**Prompt**
Search the records for "other". Copy every line where it appears.

**Records for this exercise**
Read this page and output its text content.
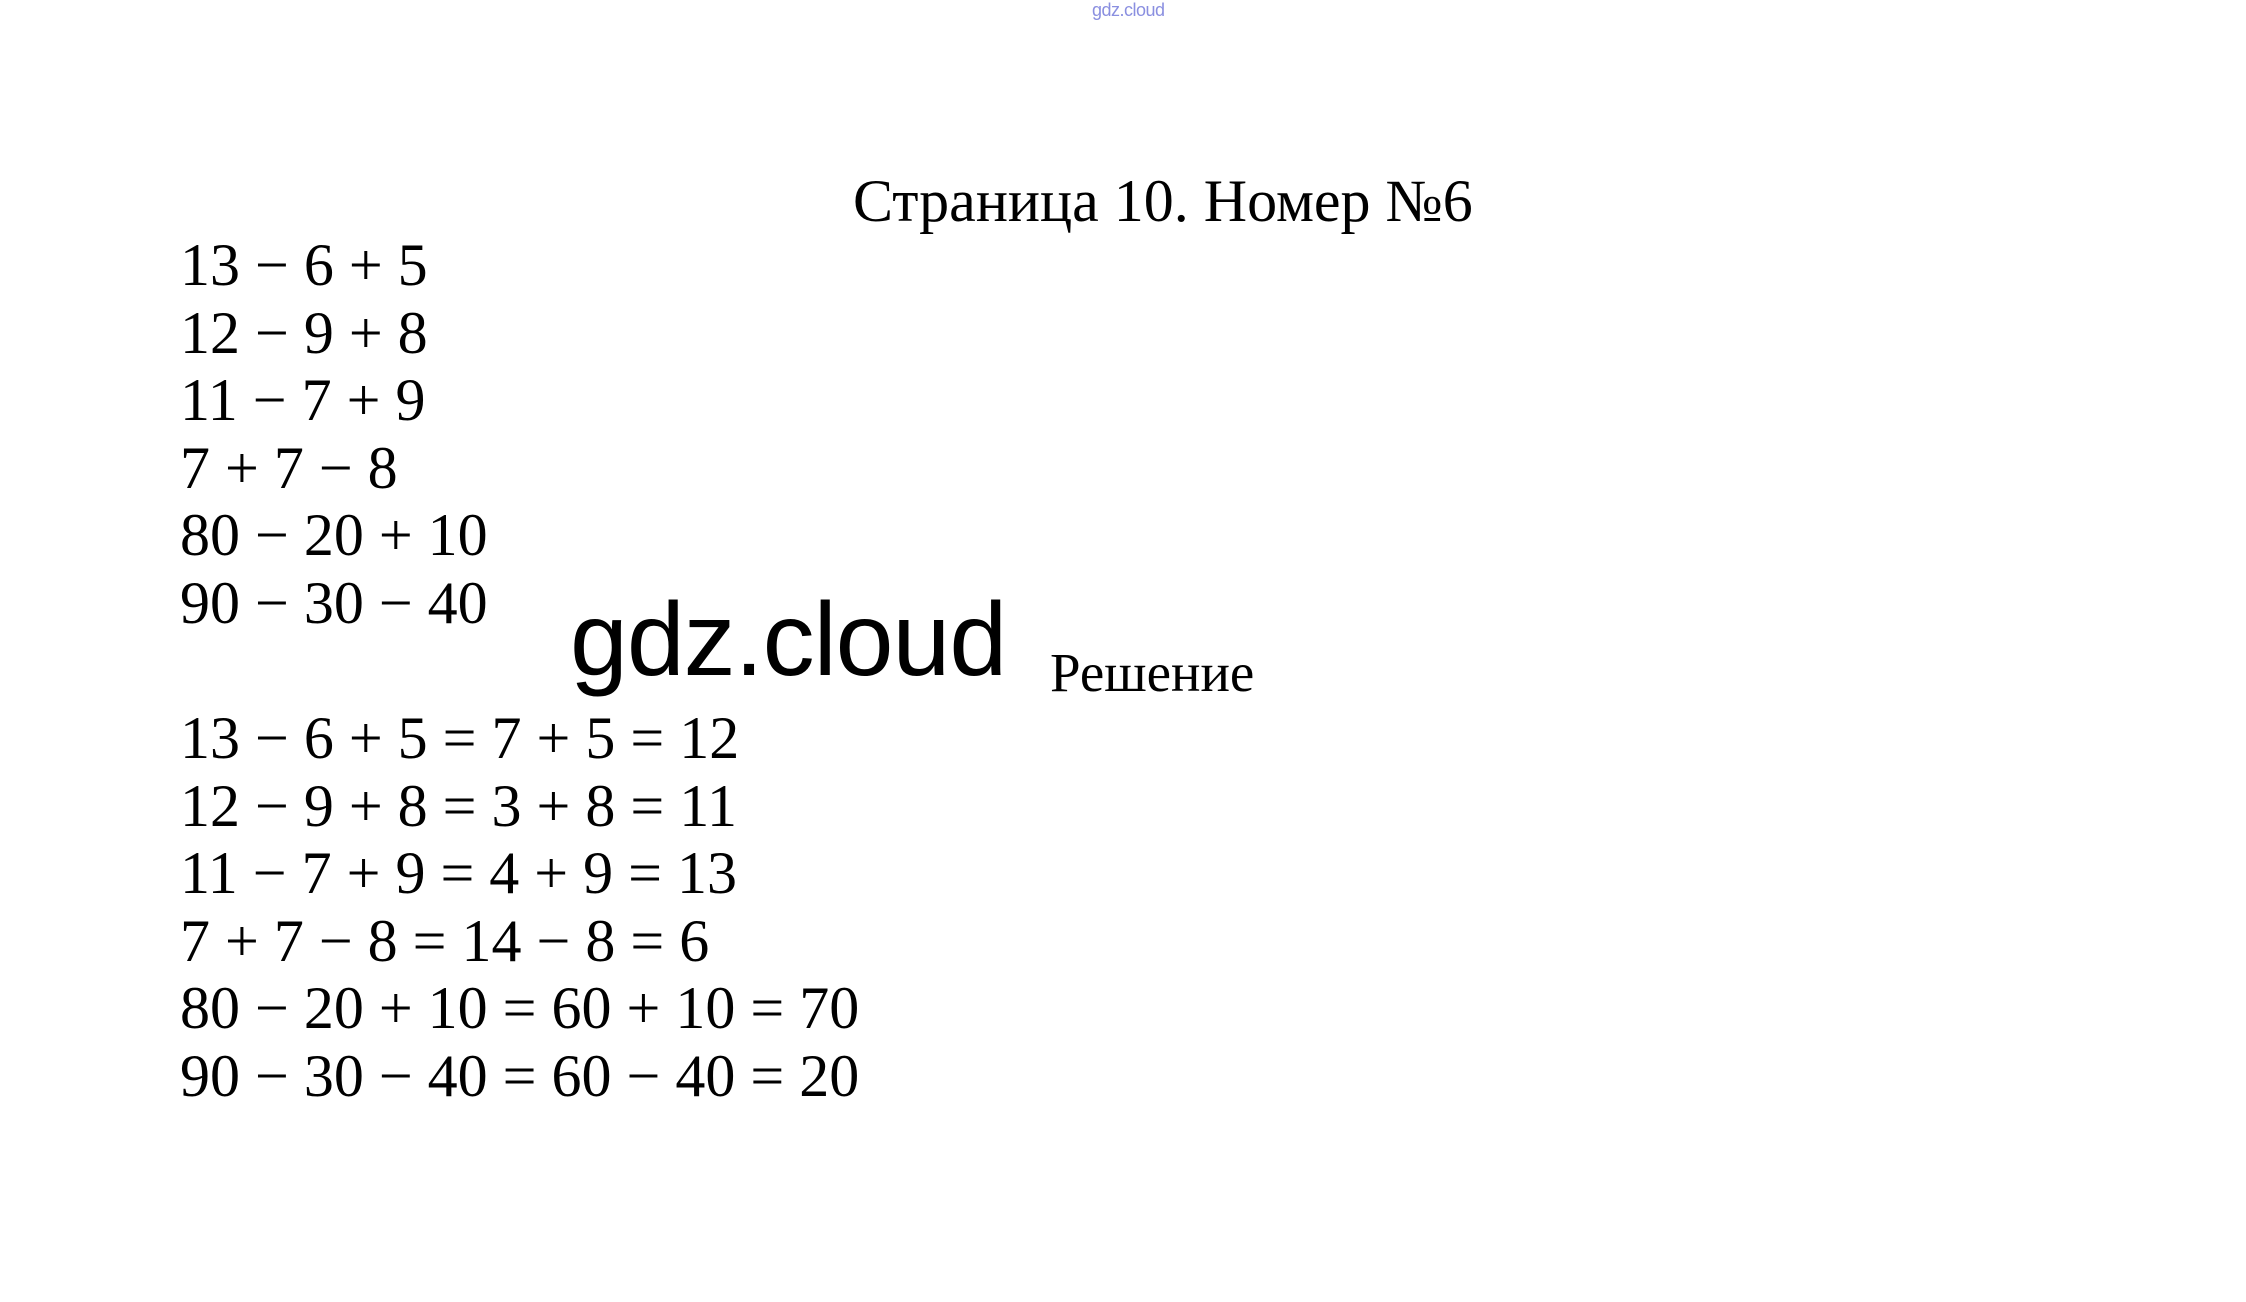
gdz.cloud
Страница 10. Номер №6
13 − 6 + 5
12 − 9 + 8
11 − 7 + 9
7 + 7 − 8
80 − 20 + 10
90 − 30 − 40 gdz.cloud Решение
13 − 6 + 5 = 7 + 5 = 12
12 − 9 + 8 = 3 + 8 = 11
11 − 7 + 9 = 4 + 9 = 13
7 + 7 − 8 = 14 − 8 = 6
80 − 20 + 10 = 60 + 10 = 70
90 − 30 − 40 = 60 − 40 = 20
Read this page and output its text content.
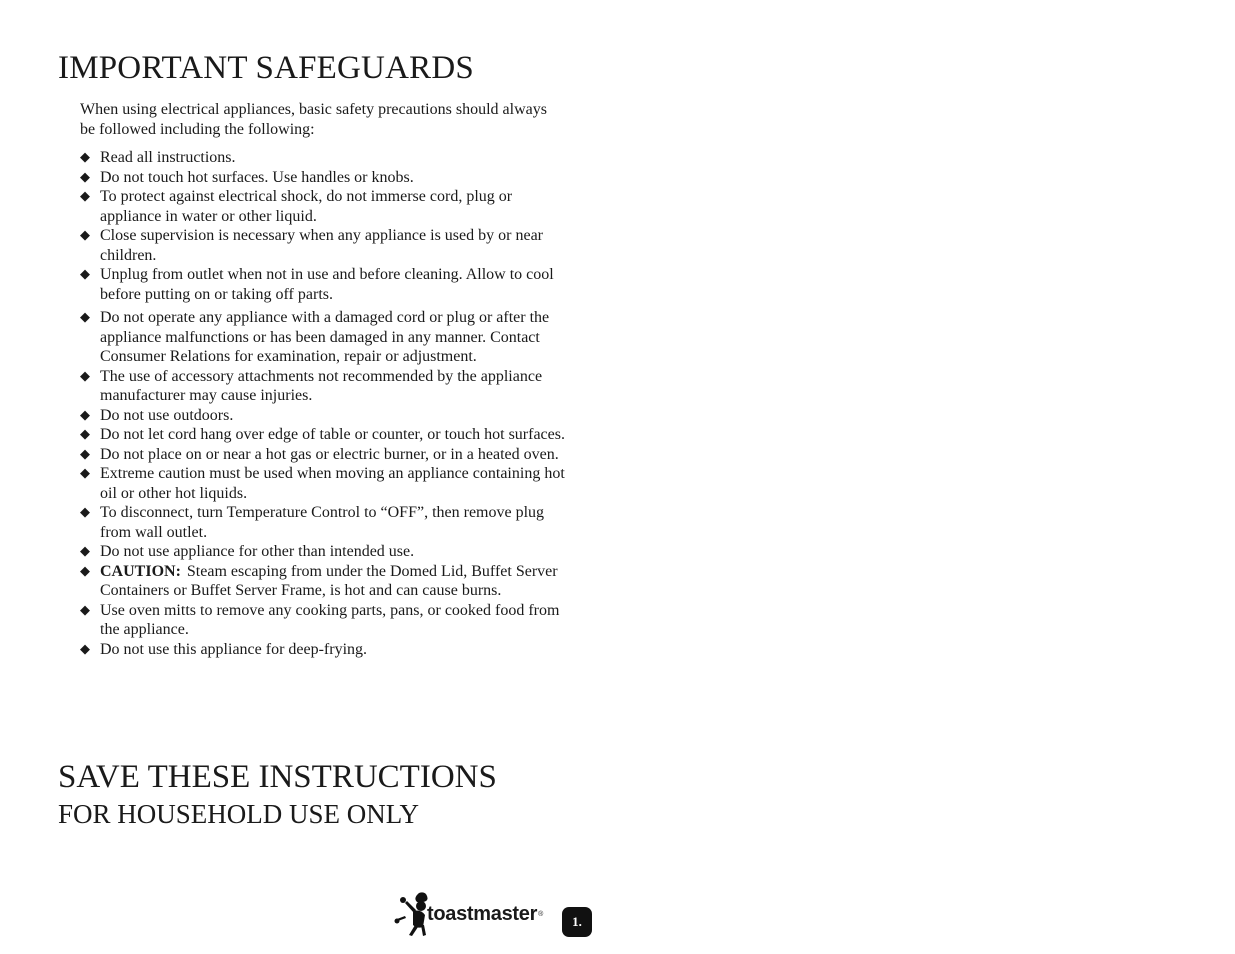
IMPORTANT SAFEGUARDS

When using electrical appliances, basic safety precautions should always be followed including the following:

◆ Read all instructions.
◆ Do not touch hot surfaces. Use handles or knobs.
◆ To protect against electrical shock, do not immerse cord, plug or appliance in water or other liquid.
◆ Close supervision is necessary when any appliance is used by or near children.
◆ Unplug from outlet when not in use and before cleaning. Allow to cool before putting on or taking off parts.
◆ Do not operate any appliance with a damaged cord or plug or after the appliance malfunctions or has been damaged in any manner. Contact Consumer Relations for examination, repair or adjustment.
◆ The use of accessory attachments not recommended by the appliance manufacturer may cause injuries.
◆ Do not use outdoors.
◆ Do not let cord hang over edge of table or counter, or touch hot surfaces.
◆ Do not place on or near a hot gas or electric burner, or in a heated oven.
◆ Extreme caution must be used when moving an appliance containing hot oil or other hot liquids.
◆ To disconnect, turn Temperature Control to “OFF”, then remove plug from wall outlet.
◆ Do not use appliance for other than intended use.
◆ CAUTION: Steam escaping from under the Domed Lid, Buffet Server Containers or Buffet Server Frame, is hot and can cause burns.
◆ Use oven mitts to remove any cooking parts, pans, or cooked food from the appliance.
◆ Do not use this appliance for deep-frying.
SAVE THESE INSTRUCTIONS
FOR HOUSEHOLD USE ONLY
toastmaster ® 1.
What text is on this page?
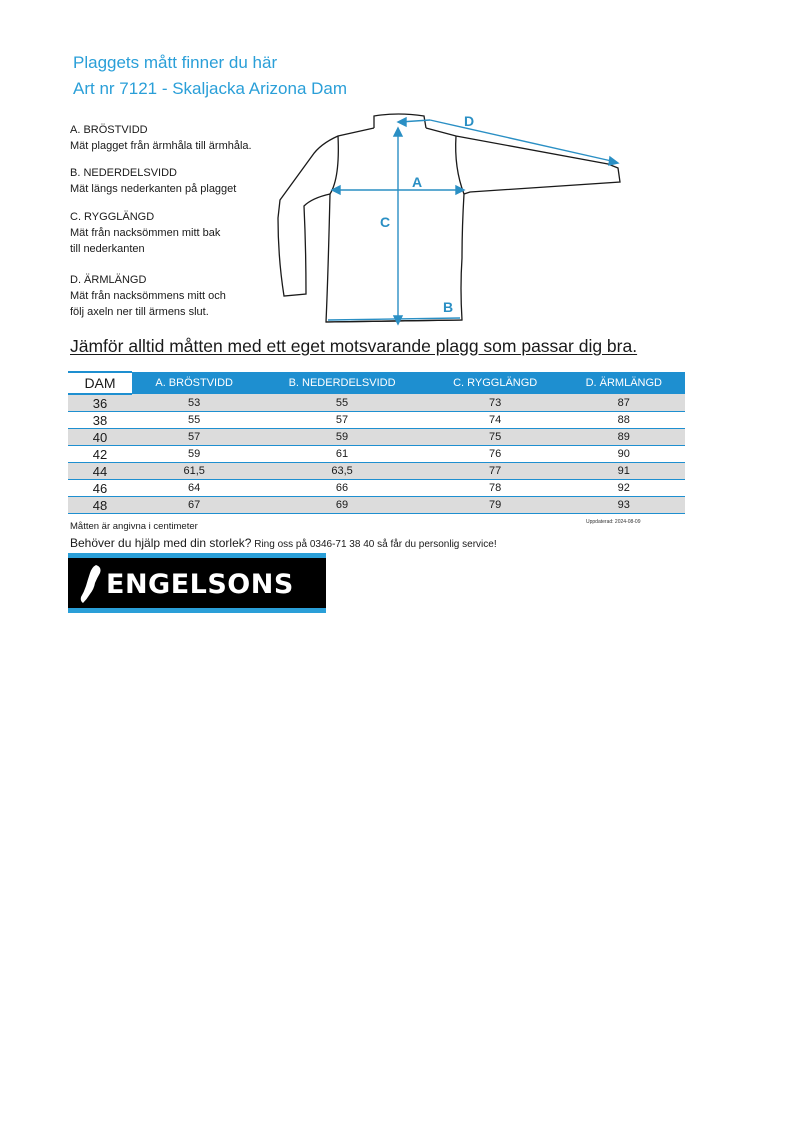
Plaggets mått finner du här
Art nr 7121 - Skaljacka Arizona Dam
A. BRÖSTVIDD
Mät plagget från ärmhåla till ärmhåla.
B. NEDERDELSVIDD
Mät längs nederkanten på plagget
C. RYGGLÄNGD
Mät från nacksömmen mitt bak
till nederkanten
D. ÄRMLÄNGD
Mät från nacksömmens mitt och
följ axeln ner till ärmens slut.
A
B
C
D
Jämför alltid måtten med ett eget motsvarande plagg som passar dig bra.
DAM	A. BRÖSTVIDD	B. NEDERDELSVIDD	C. RYGGLÄNGD	D. ÄRMLÄNGD
36	53	55	73	87
38	55	57	74	88
40	57	59	75	89
42	59	61	76	90
44	61,5	63,5	77	91
46	64	66	78	92
48	67	69	79	93
Måtten är angivna i centimeter	Uppdaterad: 2024-08-09
Behöver du hjälp med din storlek? Ring oss på 0346-71 38 40 så får du personlig service!
ENGELSONS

**Task solution**
◆ To protect against electrical shock, do not immerse cord, plug or appliance in water or other liquid.
◆ Extreme caution must be used when moving an appliance containing hot oil or other hot liquids.
◆ Do not use appliance for other than intended use.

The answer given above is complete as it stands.